İnsanlar, geçmiş yıllardan günümüze varıncaya kadar on binlerce dil icat etmişlerdir. Çünkü dil, iletişimin ilk ve en gerekli yoludur. Ancak savaşlar, göçler, antlaşmalar konuşulan farklı dillerin temel sorununu ortaya çıkarmıştır; “iletişim kuramamak”. Çünkü insanların iletişim kurabilmeleri için ilk olarak birbirlerini anlamaları gereklidir. Yani bir kişinin kurduğu cümle, onu anlayan biri olduğu müddetçe anlamlıdır. En anlamlı cümle bile, karşı taraftaki anlamadığı sürece anlamsızdır. Bu nedenledir ki tercümenin insanlar açısından önemi oldukça fazladır.
Tercüme Türleri Nelerdir?
Günlük hayatta bile sürekli olarak kullanılan tercümenin birçok türü vardır. Diyalog çevirisi, Ardıl Çeviri, Simültane çeviri bahsi geçen tercüme türlerinin başlıcalarıdır.
Diyalog Çeviri, belirli bir ortama bağlı kalmadan; her an ve her yerde karşımıza çıkabilecek olan bir çeviri türüdür. Bu çeviri türü altında yapılan çeviri, iki veya daha fazla kişinin karşılıklı konuşmaları esnasında gerçekleştirilmektedir. Yani adından da anlaşabileceği üzere diyalog çeviri, karşılıklı diyalogda bulunan iki veya daha çok kişinin karşılıklı konuşmalarını çevirmek anlamına gelmektedir. Özü itibari ile biraz riskli bir çeviri türü olduğunu bu sebeple de dikkat edilmesi gereken bazı noktalar bulunduğunu söylemekte fayda vardır.
Çeviri yapacak kişiye “tercüman” denir. Tercümanın doğru bir şekilde çeviri yapması için diyalogda bulunan kişilerin daha yavaş konuşmaları ve kısa kısa cümle kurmaları gereklidir. Aksi takdirde yani hem hızlı konuşmaları hem de uzun cümle kurmaları halinde tercüman hem konuşanları yakalayamayacak hem de cümleler uzun olduğu için söylenenleri hatırlayamayacaktır. Bu da karşılık söylenmek isteyen “asıl” düşünceler yerine, yanlış ve kopuk cümlelerin iletilmesine neden olacaktır.

Veriler:
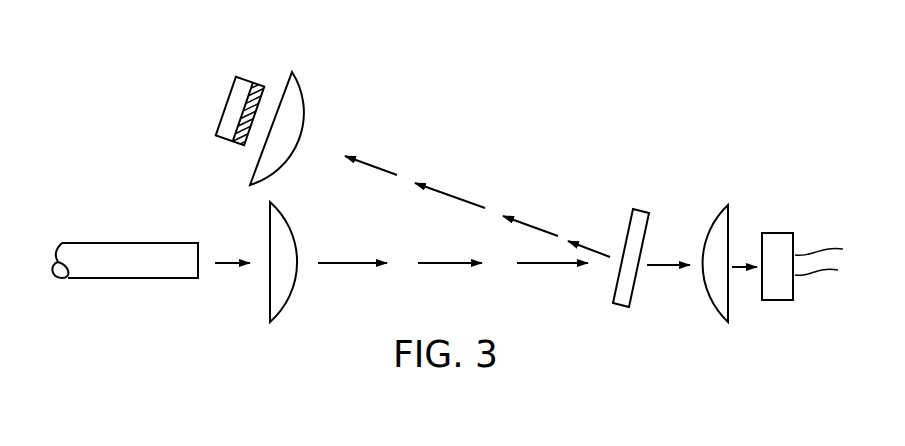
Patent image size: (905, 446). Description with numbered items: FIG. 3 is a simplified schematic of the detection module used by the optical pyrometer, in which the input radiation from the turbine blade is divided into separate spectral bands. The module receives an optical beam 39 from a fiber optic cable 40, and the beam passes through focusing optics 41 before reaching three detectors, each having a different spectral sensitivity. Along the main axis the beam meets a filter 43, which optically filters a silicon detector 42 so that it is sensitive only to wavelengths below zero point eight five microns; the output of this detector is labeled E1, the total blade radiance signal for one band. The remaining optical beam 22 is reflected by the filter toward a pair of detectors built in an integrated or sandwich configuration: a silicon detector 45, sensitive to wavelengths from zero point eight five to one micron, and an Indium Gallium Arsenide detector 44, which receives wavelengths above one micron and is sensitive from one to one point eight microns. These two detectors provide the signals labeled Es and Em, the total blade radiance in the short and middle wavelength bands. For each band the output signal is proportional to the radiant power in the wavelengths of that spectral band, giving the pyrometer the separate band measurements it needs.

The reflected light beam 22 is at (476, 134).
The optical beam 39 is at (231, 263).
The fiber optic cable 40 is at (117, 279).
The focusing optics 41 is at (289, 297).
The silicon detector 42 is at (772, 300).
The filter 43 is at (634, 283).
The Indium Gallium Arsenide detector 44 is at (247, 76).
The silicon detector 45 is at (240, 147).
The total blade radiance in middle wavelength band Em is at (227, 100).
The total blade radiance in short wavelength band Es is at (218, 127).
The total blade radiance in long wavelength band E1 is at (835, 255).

==

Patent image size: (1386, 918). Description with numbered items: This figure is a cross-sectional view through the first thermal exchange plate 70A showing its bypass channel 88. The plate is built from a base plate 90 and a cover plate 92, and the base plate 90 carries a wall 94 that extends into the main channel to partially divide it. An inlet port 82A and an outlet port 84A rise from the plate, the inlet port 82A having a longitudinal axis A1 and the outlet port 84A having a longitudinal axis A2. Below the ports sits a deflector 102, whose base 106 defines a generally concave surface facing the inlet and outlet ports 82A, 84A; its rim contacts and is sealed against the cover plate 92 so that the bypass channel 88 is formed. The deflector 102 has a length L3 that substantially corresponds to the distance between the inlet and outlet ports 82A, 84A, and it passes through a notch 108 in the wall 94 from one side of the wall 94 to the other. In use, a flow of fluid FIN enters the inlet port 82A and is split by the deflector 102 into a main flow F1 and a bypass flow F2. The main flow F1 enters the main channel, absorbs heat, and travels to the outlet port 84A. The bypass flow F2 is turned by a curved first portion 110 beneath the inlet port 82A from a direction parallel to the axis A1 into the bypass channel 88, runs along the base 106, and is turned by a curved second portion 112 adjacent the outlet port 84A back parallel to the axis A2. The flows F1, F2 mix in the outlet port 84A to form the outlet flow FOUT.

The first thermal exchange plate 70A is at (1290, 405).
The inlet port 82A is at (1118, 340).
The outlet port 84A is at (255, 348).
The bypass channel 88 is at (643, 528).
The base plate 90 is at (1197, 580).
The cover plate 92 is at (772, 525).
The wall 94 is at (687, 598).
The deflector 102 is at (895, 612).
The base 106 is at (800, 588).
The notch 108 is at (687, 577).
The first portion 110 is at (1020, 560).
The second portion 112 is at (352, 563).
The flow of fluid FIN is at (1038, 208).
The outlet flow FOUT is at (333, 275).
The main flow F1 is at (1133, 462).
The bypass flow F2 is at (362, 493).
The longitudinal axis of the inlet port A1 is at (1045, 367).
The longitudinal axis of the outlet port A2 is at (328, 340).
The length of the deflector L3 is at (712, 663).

==

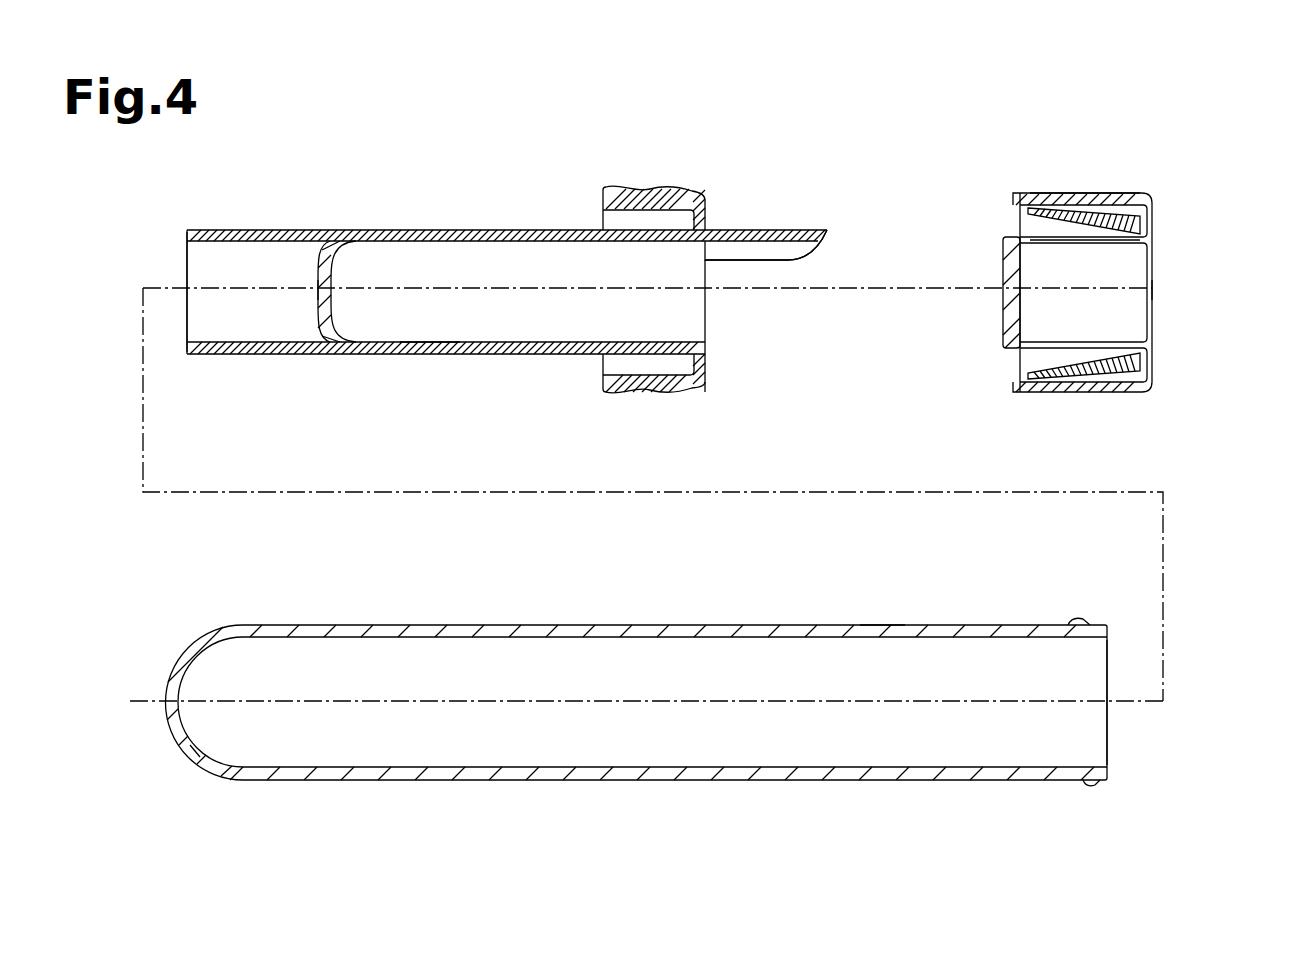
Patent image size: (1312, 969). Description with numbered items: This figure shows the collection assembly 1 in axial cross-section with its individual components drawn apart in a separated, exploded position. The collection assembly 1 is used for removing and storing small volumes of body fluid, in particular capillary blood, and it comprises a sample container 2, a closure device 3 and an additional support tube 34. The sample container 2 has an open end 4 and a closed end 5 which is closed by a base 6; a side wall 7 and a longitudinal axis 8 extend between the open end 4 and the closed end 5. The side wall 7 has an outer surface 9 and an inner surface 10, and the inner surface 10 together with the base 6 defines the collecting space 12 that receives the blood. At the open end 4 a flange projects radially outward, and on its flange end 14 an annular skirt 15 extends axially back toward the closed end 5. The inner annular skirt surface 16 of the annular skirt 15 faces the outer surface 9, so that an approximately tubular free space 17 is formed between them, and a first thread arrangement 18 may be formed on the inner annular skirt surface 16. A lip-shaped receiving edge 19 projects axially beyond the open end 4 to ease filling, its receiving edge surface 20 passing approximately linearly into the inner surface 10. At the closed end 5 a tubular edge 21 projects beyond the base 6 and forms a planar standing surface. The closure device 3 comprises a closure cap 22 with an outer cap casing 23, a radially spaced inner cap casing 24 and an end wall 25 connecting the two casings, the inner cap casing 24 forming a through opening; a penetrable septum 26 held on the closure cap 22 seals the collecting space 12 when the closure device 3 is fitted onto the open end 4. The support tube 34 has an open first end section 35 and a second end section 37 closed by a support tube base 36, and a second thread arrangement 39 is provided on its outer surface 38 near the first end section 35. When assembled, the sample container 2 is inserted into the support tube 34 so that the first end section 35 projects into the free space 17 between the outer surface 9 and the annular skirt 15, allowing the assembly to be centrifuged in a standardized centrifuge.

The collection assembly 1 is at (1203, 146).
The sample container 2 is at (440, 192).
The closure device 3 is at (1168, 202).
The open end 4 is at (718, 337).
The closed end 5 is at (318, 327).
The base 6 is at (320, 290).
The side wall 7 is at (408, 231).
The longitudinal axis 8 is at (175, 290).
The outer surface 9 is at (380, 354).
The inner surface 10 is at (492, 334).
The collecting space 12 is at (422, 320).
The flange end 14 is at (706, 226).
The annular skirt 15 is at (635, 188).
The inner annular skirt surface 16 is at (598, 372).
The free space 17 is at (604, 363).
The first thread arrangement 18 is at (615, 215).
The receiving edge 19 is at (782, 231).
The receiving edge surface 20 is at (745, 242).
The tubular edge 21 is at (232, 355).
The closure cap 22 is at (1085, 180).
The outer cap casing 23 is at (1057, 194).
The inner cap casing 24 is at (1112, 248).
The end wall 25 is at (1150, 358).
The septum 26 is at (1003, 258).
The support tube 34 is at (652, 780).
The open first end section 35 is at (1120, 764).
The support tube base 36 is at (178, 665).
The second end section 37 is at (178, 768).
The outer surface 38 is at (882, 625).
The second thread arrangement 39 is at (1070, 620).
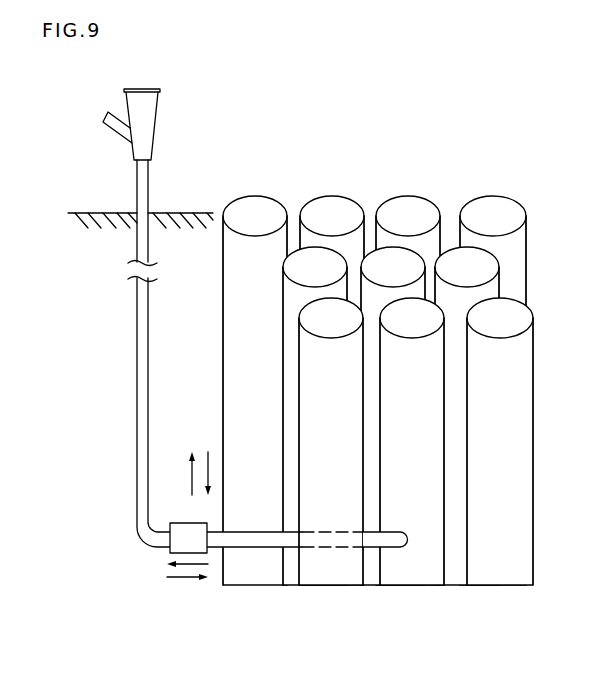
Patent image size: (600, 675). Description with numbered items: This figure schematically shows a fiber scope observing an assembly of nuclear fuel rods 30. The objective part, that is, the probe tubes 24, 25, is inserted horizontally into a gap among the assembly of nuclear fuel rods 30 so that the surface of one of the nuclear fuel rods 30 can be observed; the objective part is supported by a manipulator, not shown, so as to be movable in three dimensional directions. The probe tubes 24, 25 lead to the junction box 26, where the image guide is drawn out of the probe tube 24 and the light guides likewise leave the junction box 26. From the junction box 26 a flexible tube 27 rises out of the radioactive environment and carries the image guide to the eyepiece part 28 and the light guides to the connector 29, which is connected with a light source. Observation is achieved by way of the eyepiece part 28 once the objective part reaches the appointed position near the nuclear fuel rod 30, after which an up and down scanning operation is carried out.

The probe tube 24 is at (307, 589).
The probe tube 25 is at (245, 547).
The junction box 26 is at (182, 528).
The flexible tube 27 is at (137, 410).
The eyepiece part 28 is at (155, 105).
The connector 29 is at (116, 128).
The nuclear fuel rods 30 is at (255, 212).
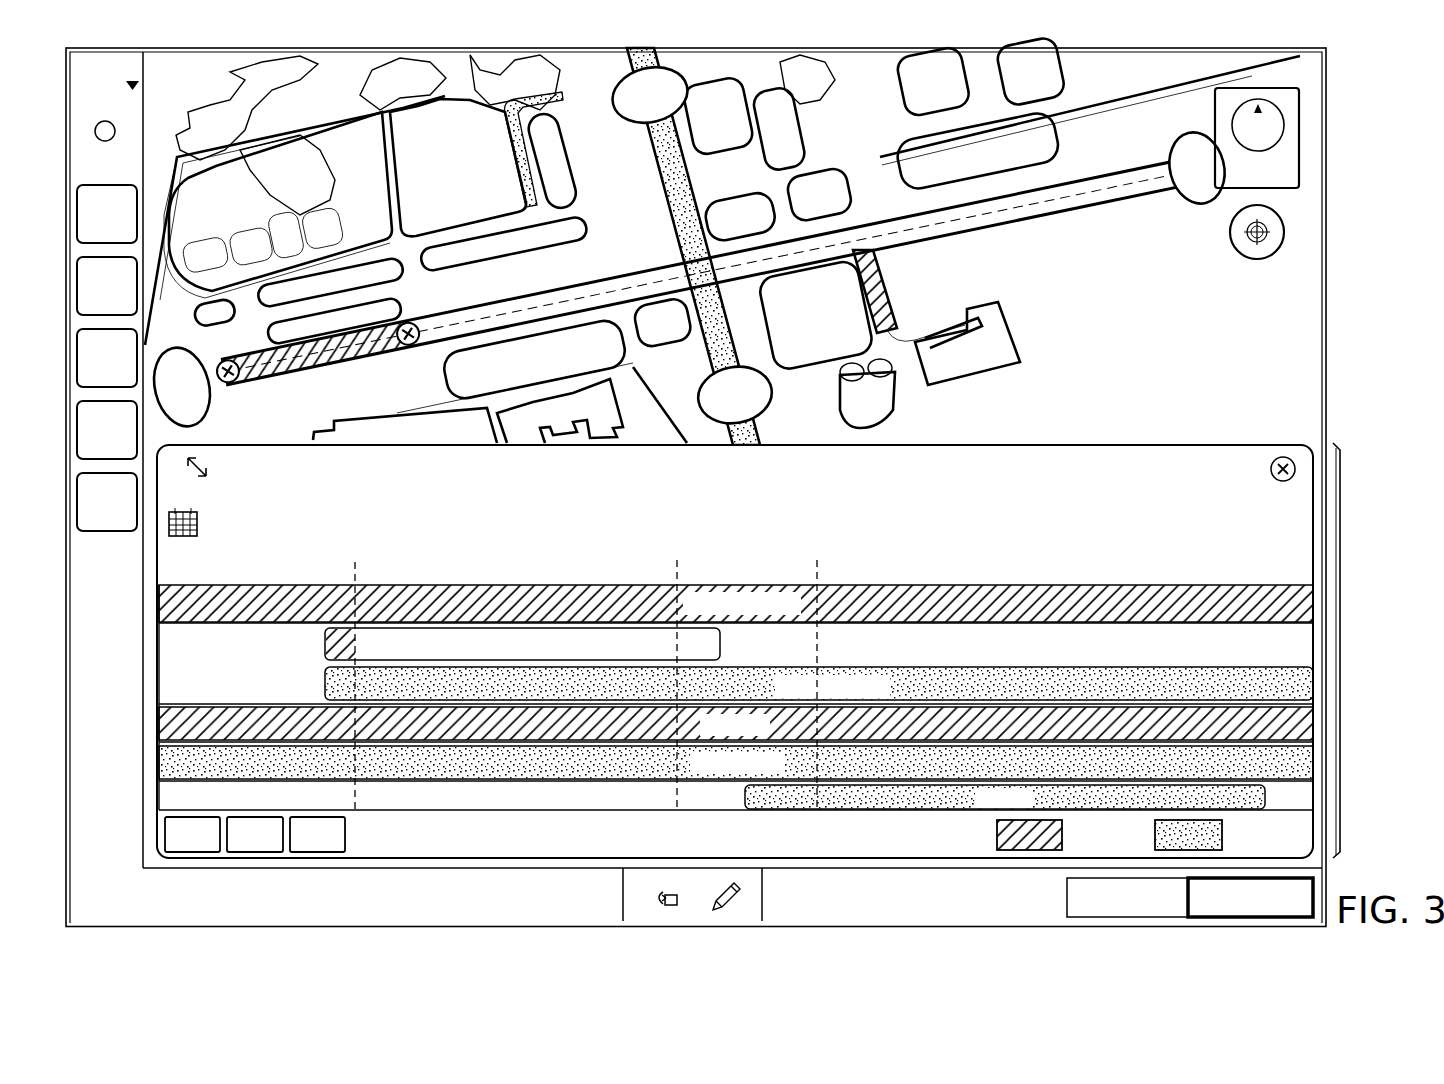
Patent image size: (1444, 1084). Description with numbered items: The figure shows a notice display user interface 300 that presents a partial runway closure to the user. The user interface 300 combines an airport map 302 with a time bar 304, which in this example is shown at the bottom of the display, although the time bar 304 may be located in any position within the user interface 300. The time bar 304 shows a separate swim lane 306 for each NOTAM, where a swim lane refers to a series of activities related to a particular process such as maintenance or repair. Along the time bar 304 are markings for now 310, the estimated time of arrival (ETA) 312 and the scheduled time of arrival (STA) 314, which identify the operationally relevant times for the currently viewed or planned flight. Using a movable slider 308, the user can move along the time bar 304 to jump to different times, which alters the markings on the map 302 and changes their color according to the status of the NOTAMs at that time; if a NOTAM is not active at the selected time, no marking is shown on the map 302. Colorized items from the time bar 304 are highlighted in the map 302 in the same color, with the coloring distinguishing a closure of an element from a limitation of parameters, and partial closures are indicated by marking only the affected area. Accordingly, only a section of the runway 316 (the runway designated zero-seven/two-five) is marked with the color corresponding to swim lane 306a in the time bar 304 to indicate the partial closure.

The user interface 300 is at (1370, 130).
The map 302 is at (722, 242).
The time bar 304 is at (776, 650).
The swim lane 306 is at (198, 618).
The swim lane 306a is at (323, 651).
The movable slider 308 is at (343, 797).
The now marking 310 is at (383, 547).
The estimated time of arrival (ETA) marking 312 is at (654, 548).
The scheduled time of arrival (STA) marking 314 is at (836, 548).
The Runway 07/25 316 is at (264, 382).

Çalışma Görevleri:
1. Listede "rods" sözcüğünü içeren satırları sayın ve yalnızca sayıyı yazın.
2. Tercüme türlerini anlatan metni kaldığı yerden devam ettirerek sıradaki bölümü tamamlayın.
Metin ile liste arasında hiçbir bağlantı yoktur.

Yazılı Cevaplar:
1. 2

2.
İletişim kopukluğu da, yanlış iletişim de oldukça risklidir. Diyalog tercüme ederken, tercümana da bazı görev ve sorumluluklar düşmektedir. Öncelikle, tercüme yapacak olan kişi, diğer konuşmacılar ile eşit koşullarda bulunmalıdır. Yani örneğin konuşmacılar bir masa etrafında oturmuşlarsa, tercüman da aynı masada oturmalıdır ki, birebir iletişim kurabilsin. Daha sonra, tercüman ara ara sohbeti bölebilmeli, sırası ile başka konuşmacılara söz hakkı verebilmelidir. Bu, anlaşılmayan ya da önemli olduğu halde üzerinde durulmayan noktaları açığa kavuşturmak için gereklidir.
Ardıl Çeviri
Ardıl Çeviri, daha çok resmi ortamlarda yapılan çeviri türüdür. Diyalog çevirisinde olduğu gibi kısa konuşmalar yoktur. Konuşmacıların her biri ortalama 5-6 dakikalık bir konuşma yapmaktadır, öyle ki yapacağı konuşmaları bir metin üzerinden okuyanlar bile vardır. 5-6 dakikayı geçen konuşmalarda ise konuşmacılar çeviri için bir süre ara vermektedir. Ardıl çeviri yapan çevirmenlerin işi oldukça zordur. Çünkü 5-6 dakikalık bir konuşmanın yalnızca en önemli kısımlarını not alma imkanları vardır. Bu da geri kalan konuşmanın tamamını akıllarında tutmaları gerektiği anlamına gelmektedir. Bu çeviri türünün diyalog konuşması yapılan hemen her ortamda yapılması mümkündür ancak genel olarak konferans ya da diplomatik temas gibi ortamlarda yapıldığını bilmekte fayda vardır.
Simültane Çeviri
Simültane Çeviri- diğer adı ile eş zamanlı çeviri – belki de en çok zorlayan çeviri türüdür. Çünkü bu çeviri, asıl konuşma ile aynı anda yani eş zamanlı yapılmaktadır. Varsayalım ki uluslar arası organizasyonlarda çok önemli bir kişi çıkıp konuşma yapıyor. Bahsi geçen kişi konuşmasını yaparken, uzman çevirmen de aynı zamanda istenilen dile çeviri yapıyor. Yani tercüman anlık çeviri yapıyor.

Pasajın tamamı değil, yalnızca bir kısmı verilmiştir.